* [Stated problem] Reproduce the listing below without changes, except that pictures are left out.

* [Some records]

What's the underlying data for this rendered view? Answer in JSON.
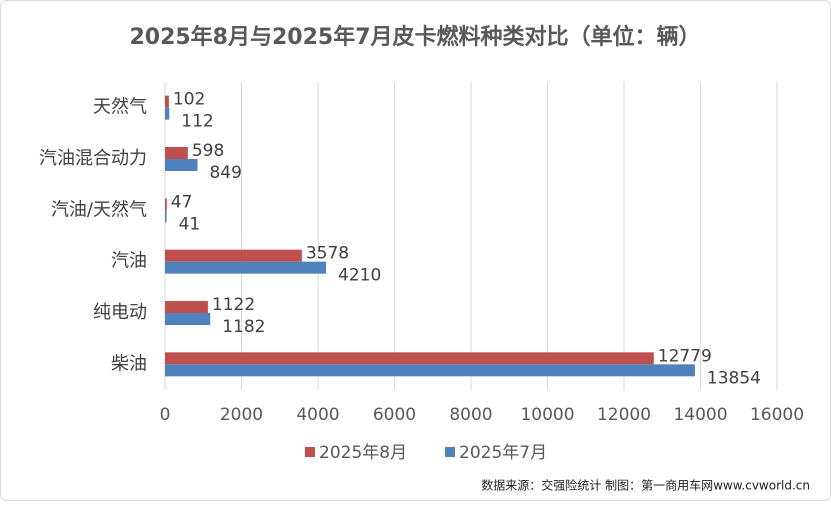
{
  "chart_data": {
    "type": "bar",
    "orientation": "horizontal",
    "title": "2025年8月与2025年7月皮卡燃料种类对比（单位：辆）",
    "categories": [
      "天然气",
      "汽油混合动力",
      "汽油/天然气",
      "汽油",
      "纯电动",
      "柴油"
    ],
    "series": [
      {
        "name": "2025年8月",
        "color": "#c0504d",
        "values": [
          102,
          598,
          47,
          3578,
          1122,
          12779
        ]
      },
      {
        "name": "2025年7月",
        "color": "#4f81bd",
        "values": [
          112,
          849,
          41,
          4210,
          1182,
          13854
        ]
      }
    ],
    "xlim": [
      0,
      16000
    ],
    "xticks": [
      0,
      2000,
      4000,
      6000,
      8000,
      10000,
      12000,
      14000,
      16000
    ],
    "grid": true,
    "legend": "bottom",
    "source": "数据来源：交强险统计 制图：第一商用车网www.cvworld.cn"
  }
}
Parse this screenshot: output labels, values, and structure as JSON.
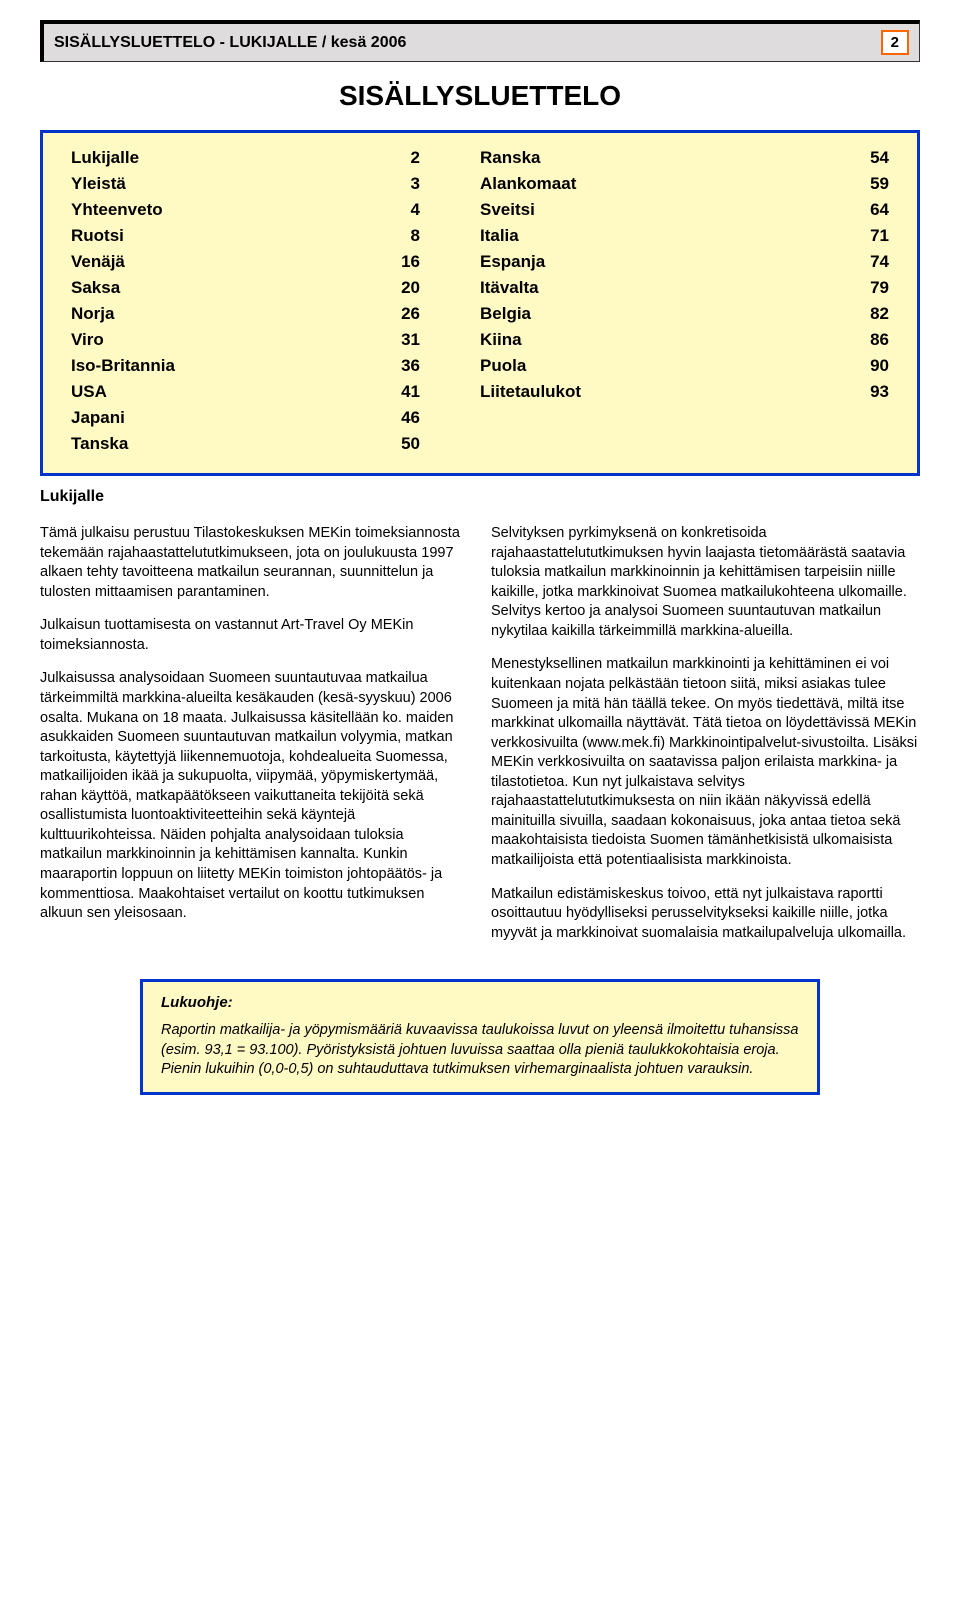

* [Correct response]
What's the underlying data for this rendered view? Answer in JSON.
{
  "chart_data": {
    "type": "bar",
    "orientation": "horizontal",
    "title": "2025年8月与2025年7月皮卡燃料种类对比（单位：辆）",
    "categories": [
      "天然气",
      "汽油混合动力",
      "汽油/天然气",
      "汽油",
      "纯电动",
      "柴油"
    ],
    "series": [
      {
        "name": "2025年8月",
        "color": "#c0504d",
        "values": [
          102,
          598,
          47,
          3578,
          1122,
          12779
        ]
      },
      {
        "name": "2025年7月",
        "color": "#4f81bd",
        "values": [
          112,
          849,
          41,
          4210,
          1182,
          13854
        ]
      }
    ],
    "xlim": [
      0,
      16000
    ],
    "xticks": [
      0,
      2000,
      4000,
      6000,
      8000,
      10000,
      12000,
      14000,
      16000
    ],
    "grid": true,
    "legend": "bottom",
    "source": "数据来源：交强险统计 制图：第一商用车网www.cvworld.cn"
  }
}
Parse this screenshot: output labels, values, and structure as JSON.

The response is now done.